DIRECTIONS: Count how many lines of the data include "сноске". The answer is that number and nothing else.

AVAILABLE RECORDS:
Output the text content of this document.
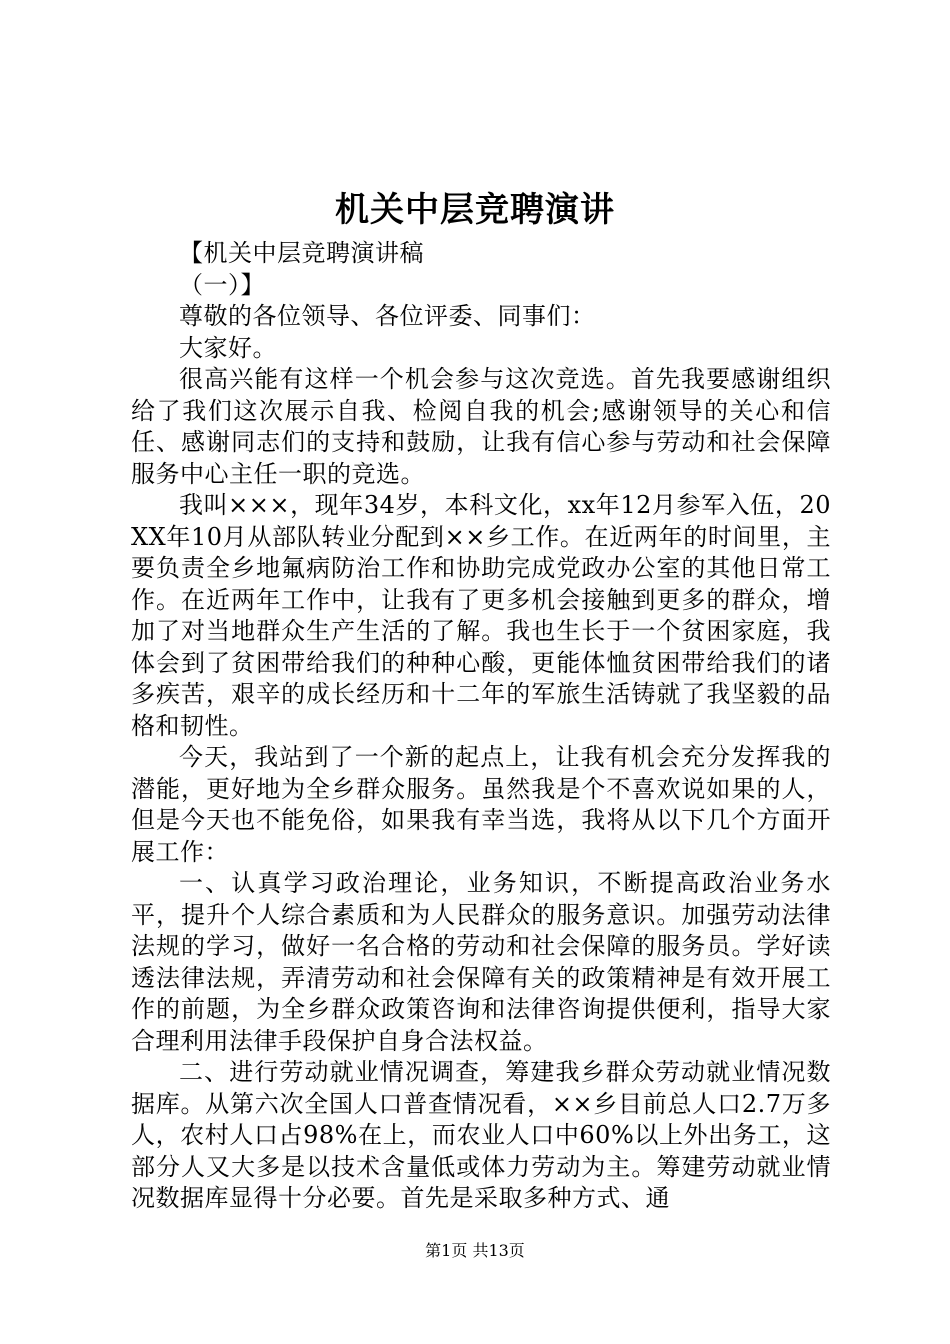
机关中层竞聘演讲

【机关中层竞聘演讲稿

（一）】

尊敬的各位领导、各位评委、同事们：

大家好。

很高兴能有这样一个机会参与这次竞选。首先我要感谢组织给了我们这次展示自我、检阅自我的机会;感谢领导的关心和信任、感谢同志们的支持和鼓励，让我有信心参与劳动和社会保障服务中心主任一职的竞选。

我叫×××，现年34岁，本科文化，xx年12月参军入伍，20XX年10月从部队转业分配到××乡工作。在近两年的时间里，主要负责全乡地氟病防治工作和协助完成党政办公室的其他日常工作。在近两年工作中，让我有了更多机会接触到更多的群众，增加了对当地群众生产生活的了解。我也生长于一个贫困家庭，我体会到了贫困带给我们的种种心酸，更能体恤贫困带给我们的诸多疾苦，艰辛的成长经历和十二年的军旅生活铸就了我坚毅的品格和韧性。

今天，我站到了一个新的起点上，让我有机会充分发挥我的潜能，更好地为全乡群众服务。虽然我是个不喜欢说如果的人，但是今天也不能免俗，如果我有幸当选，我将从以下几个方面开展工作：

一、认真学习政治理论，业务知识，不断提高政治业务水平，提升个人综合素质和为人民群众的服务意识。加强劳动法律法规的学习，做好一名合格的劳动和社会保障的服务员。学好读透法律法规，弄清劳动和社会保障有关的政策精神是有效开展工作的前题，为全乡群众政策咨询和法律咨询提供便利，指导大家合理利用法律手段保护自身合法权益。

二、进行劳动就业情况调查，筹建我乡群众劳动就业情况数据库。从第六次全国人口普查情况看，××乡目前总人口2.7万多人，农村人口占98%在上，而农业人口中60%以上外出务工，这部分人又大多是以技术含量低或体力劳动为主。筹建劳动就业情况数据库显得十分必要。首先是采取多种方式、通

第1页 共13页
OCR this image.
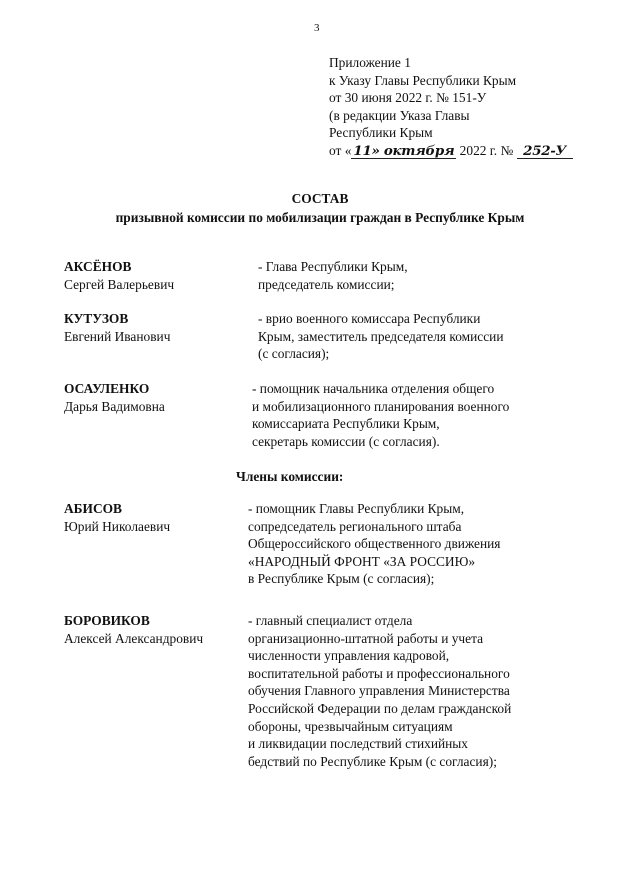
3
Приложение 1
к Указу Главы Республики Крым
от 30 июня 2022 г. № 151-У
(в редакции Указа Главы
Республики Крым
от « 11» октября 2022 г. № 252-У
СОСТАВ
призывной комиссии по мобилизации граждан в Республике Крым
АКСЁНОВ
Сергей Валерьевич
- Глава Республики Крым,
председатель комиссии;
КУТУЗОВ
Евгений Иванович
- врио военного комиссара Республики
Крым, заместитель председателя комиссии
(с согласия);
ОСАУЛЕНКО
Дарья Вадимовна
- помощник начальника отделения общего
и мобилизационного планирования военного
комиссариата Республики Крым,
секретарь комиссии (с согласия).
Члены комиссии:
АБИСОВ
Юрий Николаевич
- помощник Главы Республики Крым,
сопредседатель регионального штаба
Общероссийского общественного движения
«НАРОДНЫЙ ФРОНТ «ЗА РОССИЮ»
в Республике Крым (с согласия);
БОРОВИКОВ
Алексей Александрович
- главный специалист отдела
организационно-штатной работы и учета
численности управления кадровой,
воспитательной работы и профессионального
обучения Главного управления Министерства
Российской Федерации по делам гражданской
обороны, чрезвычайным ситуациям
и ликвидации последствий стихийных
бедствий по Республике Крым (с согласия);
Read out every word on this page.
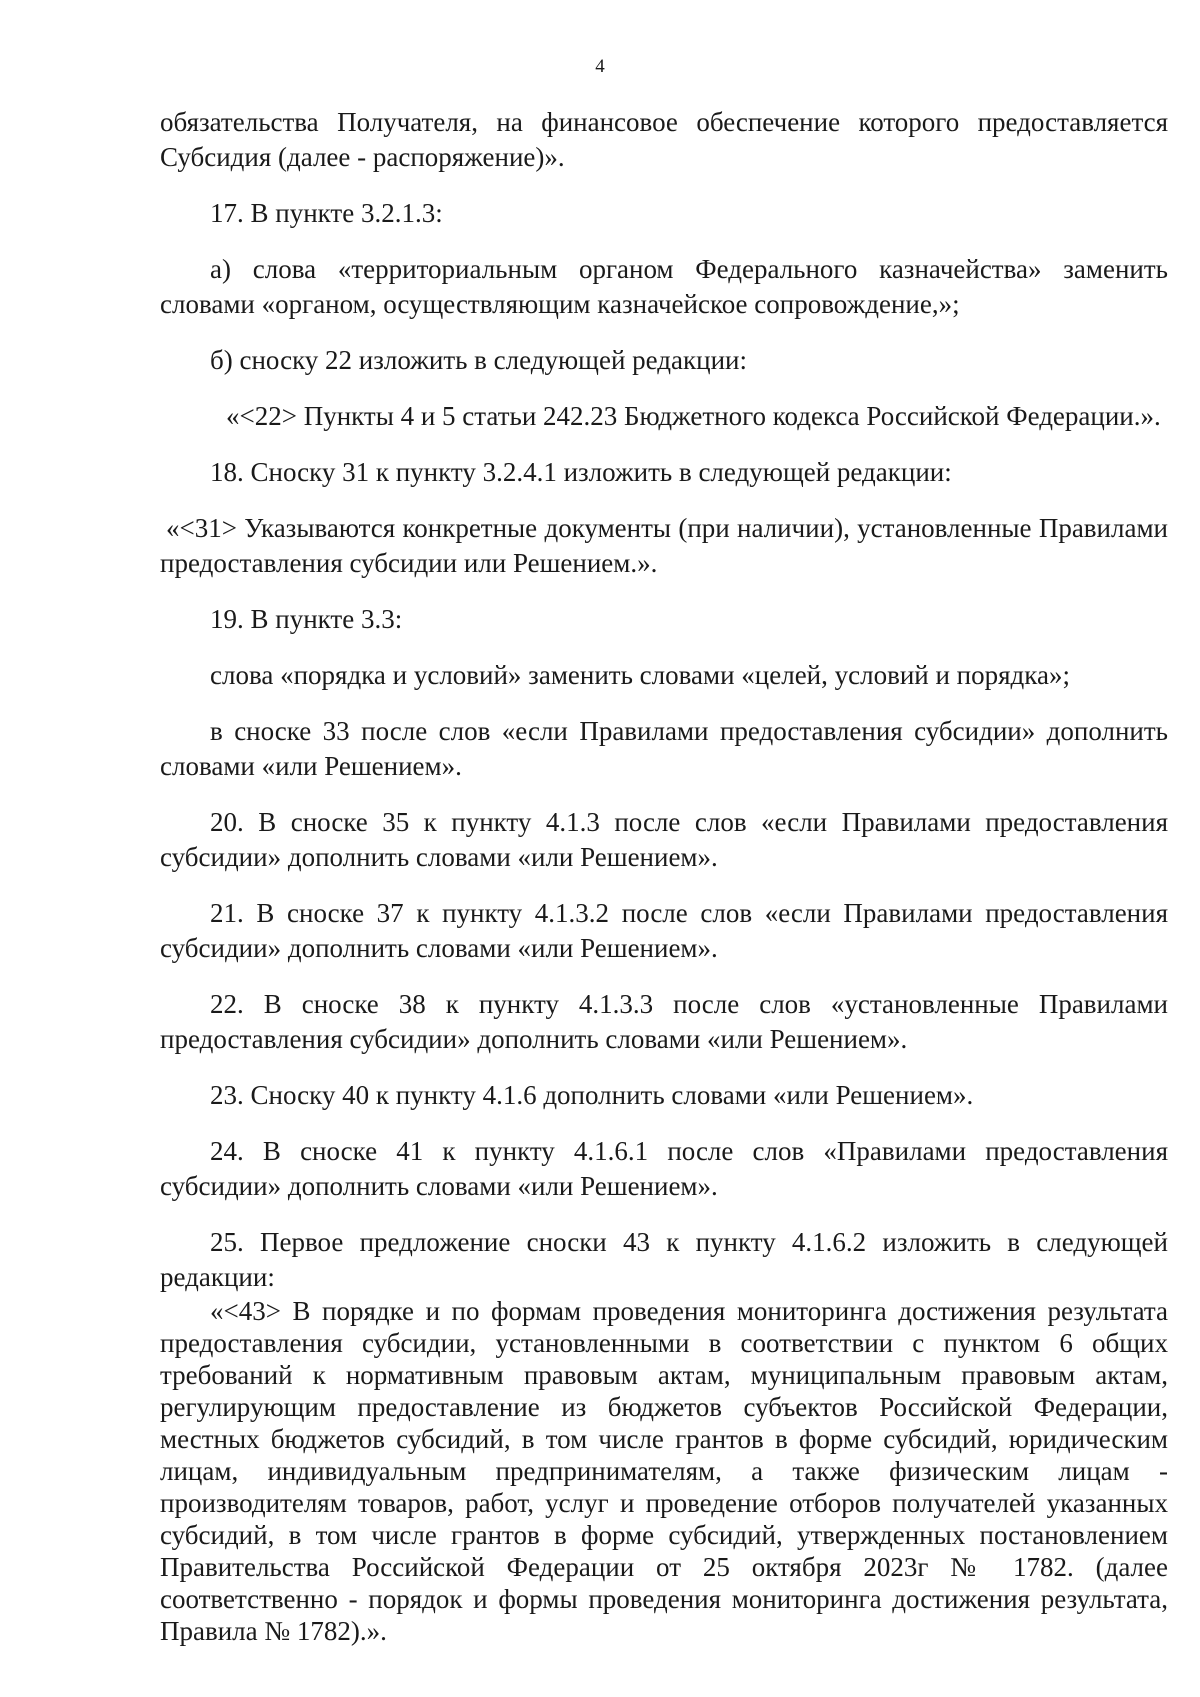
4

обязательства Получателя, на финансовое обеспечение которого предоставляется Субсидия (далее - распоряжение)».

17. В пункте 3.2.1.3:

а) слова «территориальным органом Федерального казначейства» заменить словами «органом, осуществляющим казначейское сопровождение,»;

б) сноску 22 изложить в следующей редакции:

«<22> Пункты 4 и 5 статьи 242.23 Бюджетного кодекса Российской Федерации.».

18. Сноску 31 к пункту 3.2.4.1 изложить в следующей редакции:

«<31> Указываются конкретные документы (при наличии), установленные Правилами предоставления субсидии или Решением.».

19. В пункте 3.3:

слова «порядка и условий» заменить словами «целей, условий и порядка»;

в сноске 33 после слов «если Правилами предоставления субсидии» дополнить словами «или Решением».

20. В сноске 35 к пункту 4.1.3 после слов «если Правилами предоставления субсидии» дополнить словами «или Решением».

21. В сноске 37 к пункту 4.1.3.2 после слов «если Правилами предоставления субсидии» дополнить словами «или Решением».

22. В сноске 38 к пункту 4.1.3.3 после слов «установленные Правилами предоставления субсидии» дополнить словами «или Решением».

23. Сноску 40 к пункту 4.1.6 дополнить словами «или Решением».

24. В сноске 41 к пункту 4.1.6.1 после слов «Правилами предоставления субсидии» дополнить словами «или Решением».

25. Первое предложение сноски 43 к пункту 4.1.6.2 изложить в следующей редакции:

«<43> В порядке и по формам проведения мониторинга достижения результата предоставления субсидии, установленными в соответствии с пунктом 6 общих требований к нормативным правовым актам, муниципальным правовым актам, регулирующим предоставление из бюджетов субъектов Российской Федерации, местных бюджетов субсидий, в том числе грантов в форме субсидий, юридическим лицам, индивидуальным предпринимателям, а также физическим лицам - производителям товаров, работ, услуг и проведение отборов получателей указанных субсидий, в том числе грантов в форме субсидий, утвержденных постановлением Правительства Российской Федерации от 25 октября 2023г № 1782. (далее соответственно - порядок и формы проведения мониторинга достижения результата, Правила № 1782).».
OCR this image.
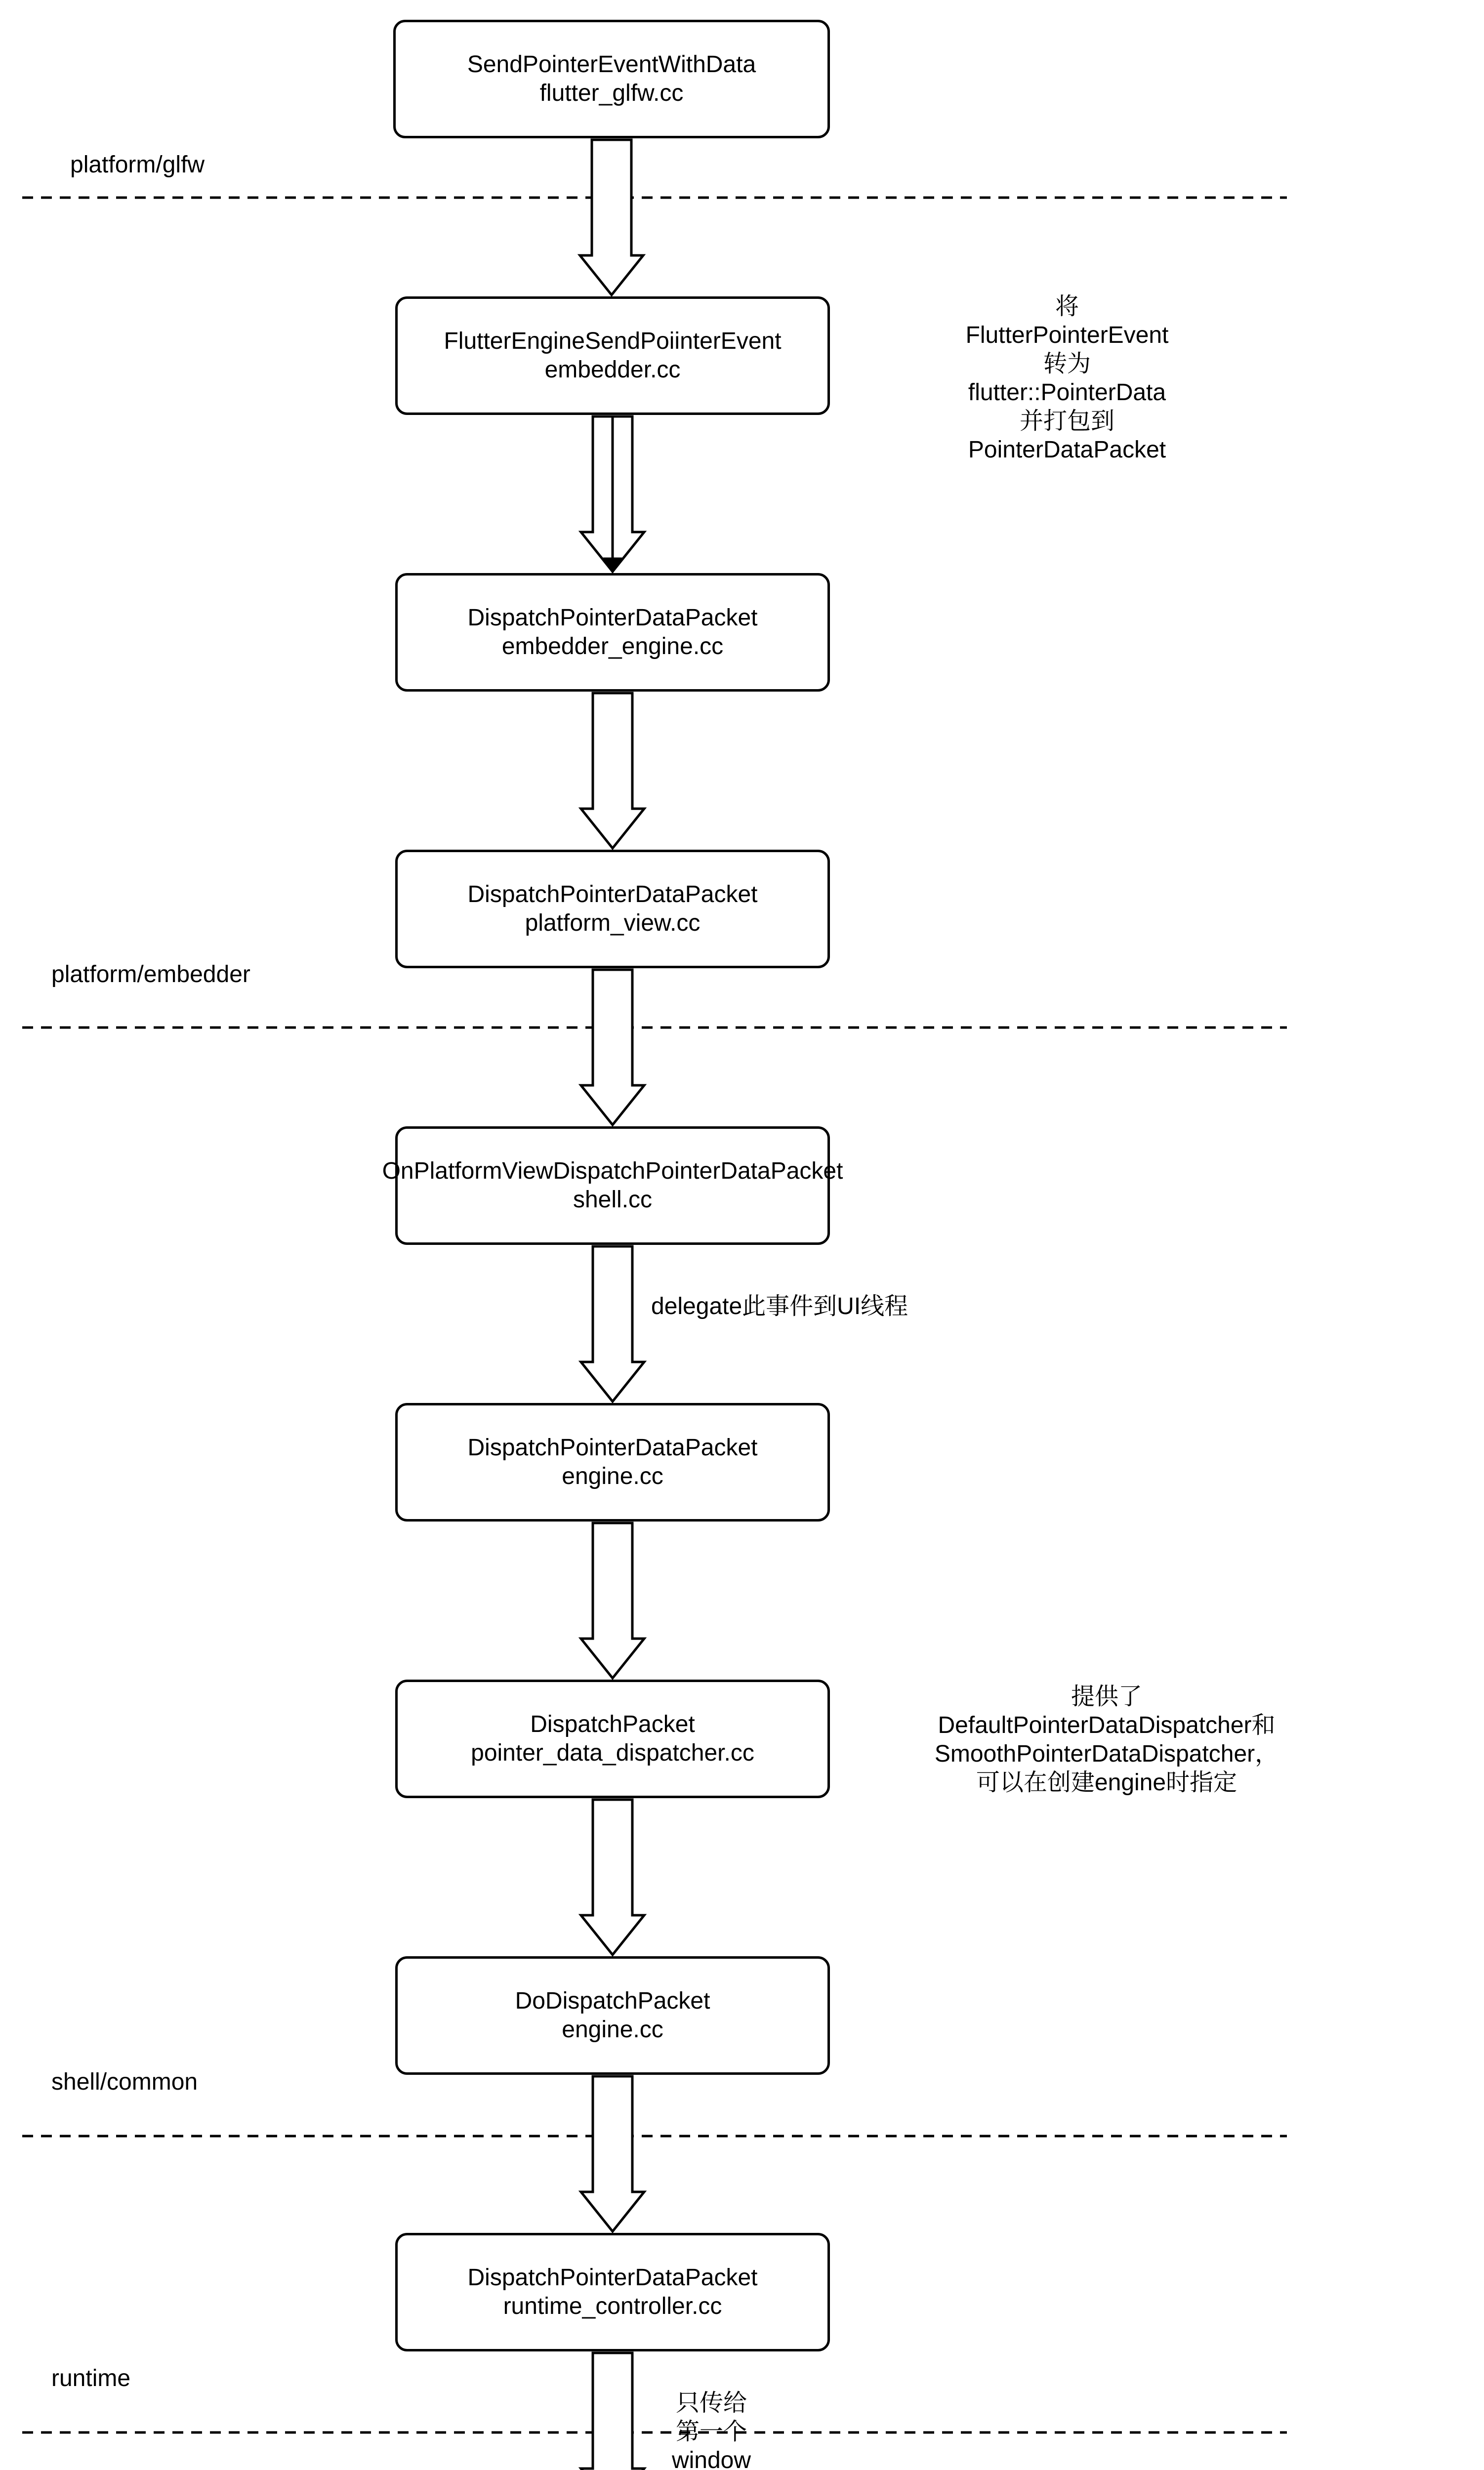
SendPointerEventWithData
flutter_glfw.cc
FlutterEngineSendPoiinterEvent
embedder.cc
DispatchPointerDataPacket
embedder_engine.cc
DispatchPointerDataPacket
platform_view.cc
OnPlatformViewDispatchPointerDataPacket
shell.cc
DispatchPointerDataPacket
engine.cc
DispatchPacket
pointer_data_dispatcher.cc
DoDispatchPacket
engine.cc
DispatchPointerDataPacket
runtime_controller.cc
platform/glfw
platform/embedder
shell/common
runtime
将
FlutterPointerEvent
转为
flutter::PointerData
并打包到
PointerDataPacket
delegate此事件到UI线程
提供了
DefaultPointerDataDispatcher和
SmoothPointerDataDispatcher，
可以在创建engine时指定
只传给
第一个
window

ANSWER FOR THIS EXERCISE: 5